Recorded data
<<<<

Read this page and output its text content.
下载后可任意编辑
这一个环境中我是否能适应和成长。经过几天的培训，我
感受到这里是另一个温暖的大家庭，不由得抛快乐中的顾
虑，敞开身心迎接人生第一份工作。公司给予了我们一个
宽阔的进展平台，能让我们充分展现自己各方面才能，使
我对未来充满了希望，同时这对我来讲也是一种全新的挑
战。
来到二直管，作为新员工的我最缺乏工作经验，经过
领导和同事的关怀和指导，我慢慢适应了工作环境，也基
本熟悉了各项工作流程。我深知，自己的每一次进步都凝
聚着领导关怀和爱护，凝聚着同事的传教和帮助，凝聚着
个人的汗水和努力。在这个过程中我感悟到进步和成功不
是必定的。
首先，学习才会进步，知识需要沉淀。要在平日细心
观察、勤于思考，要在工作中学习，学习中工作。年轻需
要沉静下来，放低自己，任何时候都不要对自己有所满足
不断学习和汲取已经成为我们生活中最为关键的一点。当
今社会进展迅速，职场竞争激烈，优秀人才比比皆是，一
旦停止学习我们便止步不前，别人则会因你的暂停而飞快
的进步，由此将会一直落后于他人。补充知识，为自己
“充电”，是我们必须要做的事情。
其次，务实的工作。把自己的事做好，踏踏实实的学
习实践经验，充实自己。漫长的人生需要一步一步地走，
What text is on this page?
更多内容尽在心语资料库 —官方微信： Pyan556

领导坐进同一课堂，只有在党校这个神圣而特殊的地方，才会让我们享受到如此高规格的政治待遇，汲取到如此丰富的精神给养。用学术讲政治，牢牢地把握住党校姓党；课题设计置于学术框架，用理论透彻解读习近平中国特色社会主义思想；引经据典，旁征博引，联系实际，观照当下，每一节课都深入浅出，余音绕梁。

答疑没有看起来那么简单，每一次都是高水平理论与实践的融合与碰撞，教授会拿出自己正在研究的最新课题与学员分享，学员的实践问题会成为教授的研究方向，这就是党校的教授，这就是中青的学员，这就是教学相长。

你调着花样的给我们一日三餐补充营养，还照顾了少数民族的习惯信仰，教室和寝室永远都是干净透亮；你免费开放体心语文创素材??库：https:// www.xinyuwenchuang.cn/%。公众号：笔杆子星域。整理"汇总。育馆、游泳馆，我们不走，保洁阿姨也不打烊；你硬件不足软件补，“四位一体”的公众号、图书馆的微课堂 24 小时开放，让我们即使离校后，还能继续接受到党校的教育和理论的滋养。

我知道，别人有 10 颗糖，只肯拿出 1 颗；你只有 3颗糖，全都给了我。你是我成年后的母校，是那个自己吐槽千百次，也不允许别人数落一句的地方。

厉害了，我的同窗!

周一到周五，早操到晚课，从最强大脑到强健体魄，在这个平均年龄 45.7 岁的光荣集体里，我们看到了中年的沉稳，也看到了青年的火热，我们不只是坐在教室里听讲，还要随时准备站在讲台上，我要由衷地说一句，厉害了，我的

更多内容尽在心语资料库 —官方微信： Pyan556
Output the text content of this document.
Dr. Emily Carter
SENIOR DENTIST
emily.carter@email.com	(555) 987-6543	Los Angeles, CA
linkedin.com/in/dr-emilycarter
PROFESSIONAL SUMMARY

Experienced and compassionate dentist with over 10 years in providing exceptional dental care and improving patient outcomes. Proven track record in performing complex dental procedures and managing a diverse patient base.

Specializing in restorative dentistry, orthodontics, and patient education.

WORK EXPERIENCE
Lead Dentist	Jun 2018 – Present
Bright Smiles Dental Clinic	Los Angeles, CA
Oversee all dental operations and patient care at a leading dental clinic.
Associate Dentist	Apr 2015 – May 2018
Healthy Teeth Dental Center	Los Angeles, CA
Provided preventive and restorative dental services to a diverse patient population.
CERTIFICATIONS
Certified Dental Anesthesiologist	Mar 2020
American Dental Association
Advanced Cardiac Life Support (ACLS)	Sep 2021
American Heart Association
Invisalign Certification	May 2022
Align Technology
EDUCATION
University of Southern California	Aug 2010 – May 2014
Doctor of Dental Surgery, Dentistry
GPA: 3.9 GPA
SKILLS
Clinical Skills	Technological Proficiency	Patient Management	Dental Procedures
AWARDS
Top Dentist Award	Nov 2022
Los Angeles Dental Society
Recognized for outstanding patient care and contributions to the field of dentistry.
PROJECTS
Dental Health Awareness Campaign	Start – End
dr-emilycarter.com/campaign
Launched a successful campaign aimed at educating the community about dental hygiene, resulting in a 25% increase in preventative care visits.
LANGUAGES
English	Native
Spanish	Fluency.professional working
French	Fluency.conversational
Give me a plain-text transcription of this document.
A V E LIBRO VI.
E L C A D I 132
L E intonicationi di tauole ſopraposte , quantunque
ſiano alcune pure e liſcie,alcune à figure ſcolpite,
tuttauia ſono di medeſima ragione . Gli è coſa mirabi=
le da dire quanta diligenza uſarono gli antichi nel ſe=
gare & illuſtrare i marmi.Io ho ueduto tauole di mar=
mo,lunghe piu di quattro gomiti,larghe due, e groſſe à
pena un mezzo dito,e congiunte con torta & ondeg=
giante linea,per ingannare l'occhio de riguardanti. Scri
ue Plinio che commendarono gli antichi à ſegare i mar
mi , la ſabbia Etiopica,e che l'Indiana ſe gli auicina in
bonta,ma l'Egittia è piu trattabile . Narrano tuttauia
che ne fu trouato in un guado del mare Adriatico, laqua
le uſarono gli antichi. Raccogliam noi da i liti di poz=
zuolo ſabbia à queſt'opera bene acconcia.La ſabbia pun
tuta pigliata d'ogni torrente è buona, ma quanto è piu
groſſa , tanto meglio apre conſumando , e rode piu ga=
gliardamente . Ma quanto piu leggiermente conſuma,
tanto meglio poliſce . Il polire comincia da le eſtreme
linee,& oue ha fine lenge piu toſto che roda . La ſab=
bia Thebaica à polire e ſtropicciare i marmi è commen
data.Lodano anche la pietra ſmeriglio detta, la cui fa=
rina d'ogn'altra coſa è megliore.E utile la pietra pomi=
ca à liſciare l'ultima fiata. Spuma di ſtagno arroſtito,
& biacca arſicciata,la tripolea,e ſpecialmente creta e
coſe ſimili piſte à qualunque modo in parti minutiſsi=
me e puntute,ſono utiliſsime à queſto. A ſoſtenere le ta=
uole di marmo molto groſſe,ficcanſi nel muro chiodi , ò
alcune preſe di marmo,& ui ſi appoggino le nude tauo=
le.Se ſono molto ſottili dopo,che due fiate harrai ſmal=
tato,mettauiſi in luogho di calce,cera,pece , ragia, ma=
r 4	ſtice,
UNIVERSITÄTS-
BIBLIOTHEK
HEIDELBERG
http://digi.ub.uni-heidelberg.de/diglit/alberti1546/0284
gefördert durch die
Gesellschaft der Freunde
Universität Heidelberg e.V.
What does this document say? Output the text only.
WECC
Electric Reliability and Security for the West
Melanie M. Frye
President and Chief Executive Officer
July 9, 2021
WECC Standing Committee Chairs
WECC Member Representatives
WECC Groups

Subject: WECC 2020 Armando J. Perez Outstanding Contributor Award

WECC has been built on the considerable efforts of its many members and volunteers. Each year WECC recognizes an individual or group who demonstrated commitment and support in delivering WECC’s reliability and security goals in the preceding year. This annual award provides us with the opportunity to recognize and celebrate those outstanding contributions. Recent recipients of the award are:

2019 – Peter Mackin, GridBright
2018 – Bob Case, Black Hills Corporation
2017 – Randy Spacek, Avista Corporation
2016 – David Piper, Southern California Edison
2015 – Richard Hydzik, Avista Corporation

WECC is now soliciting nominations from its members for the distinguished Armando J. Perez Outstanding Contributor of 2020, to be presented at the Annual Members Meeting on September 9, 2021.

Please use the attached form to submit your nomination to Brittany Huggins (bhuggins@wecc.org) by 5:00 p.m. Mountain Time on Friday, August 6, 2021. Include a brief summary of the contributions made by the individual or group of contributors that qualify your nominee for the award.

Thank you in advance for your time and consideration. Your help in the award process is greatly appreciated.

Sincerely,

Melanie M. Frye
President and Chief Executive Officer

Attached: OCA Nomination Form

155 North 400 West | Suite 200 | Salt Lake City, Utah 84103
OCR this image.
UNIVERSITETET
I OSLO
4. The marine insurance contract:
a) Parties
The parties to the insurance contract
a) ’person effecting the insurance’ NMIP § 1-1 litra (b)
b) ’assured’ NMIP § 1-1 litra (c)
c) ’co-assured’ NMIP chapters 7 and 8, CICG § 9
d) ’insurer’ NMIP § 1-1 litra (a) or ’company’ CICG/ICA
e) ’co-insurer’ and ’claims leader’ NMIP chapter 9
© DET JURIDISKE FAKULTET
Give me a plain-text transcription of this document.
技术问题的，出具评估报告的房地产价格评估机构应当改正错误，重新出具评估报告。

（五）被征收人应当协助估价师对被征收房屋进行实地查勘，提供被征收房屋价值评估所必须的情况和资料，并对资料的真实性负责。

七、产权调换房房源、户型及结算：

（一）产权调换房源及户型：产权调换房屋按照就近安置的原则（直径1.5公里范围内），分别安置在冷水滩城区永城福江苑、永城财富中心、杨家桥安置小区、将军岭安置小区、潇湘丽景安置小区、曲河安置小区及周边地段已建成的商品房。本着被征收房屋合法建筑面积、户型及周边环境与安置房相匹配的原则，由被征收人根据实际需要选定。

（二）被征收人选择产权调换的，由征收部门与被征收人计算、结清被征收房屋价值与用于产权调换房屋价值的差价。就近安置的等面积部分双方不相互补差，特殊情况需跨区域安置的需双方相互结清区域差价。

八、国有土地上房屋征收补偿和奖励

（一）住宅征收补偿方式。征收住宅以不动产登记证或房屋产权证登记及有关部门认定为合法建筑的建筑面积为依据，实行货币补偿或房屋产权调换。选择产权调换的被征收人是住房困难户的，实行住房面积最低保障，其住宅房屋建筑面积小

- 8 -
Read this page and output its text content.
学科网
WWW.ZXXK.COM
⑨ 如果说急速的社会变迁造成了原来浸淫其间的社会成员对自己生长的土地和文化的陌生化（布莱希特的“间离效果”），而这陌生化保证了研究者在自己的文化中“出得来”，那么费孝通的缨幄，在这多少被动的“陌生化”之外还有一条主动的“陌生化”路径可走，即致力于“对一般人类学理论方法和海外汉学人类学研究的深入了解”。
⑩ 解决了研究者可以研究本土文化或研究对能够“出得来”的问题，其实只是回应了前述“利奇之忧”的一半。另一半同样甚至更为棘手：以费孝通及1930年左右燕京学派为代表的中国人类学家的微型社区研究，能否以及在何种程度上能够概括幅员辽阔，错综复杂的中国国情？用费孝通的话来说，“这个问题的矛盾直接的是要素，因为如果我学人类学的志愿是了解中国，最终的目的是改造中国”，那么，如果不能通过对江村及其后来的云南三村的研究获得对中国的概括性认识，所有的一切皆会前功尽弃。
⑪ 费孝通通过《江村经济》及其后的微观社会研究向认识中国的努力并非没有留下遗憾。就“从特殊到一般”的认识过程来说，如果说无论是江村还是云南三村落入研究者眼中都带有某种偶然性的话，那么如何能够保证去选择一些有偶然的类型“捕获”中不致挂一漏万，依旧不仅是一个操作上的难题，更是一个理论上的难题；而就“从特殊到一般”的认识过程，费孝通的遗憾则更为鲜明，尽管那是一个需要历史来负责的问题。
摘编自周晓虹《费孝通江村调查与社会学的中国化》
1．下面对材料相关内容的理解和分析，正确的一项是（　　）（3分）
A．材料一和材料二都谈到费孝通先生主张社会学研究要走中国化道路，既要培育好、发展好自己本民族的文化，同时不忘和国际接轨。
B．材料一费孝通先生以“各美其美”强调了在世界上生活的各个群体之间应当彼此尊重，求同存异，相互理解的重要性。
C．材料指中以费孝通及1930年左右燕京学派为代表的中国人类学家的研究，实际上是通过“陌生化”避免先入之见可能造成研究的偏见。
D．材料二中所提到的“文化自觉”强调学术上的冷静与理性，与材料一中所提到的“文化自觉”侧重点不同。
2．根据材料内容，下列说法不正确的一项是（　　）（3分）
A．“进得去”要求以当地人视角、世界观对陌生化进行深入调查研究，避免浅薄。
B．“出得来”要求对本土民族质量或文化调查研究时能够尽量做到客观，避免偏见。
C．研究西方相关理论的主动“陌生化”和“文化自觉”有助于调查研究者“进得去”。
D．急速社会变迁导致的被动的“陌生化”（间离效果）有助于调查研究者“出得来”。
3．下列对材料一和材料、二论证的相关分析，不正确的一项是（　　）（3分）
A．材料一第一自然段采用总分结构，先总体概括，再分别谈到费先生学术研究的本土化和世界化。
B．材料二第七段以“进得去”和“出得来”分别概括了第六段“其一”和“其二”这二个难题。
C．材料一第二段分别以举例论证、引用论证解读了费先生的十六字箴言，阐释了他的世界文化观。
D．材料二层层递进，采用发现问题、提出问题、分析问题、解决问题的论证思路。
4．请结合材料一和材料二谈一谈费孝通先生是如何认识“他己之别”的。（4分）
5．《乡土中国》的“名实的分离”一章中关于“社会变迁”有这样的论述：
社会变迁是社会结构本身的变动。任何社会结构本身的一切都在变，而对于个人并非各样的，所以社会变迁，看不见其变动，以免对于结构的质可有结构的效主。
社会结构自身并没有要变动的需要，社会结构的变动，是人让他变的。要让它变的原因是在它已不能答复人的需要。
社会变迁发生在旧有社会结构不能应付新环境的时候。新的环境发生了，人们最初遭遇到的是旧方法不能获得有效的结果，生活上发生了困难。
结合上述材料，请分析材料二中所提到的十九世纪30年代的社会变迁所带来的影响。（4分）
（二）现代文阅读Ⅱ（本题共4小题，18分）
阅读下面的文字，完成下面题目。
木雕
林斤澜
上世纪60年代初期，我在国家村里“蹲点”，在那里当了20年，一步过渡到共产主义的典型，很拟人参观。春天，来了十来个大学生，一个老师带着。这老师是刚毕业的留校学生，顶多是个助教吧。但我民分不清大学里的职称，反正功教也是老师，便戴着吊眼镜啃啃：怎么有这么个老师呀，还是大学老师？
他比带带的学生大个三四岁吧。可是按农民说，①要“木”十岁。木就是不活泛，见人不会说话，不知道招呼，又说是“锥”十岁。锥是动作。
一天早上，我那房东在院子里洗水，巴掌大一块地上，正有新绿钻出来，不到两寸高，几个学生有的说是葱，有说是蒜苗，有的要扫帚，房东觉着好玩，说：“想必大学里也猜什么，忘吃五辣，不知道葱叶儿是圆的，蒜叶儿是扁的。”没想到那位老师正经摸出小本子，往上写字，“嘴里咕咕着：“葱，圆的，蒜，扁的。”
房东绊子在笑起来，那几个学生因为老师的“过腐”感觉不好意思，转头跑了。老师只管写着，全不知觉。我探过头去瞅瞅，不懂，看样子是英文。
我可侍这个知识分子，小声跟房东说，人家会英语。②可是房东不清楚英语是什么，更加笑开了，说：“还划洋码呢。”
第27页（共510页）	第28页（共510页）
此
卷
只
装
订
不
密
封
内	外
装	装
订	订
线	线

>>>>

Stated exercise
From the entries above, copy out every line where the string "marmo" appears.

Exercise result
uole di marmo molto groſſe,ficcanſi nel muro chiodi , ò
alcune preſe di marmo,& ui ſi appoggino le nude tauo=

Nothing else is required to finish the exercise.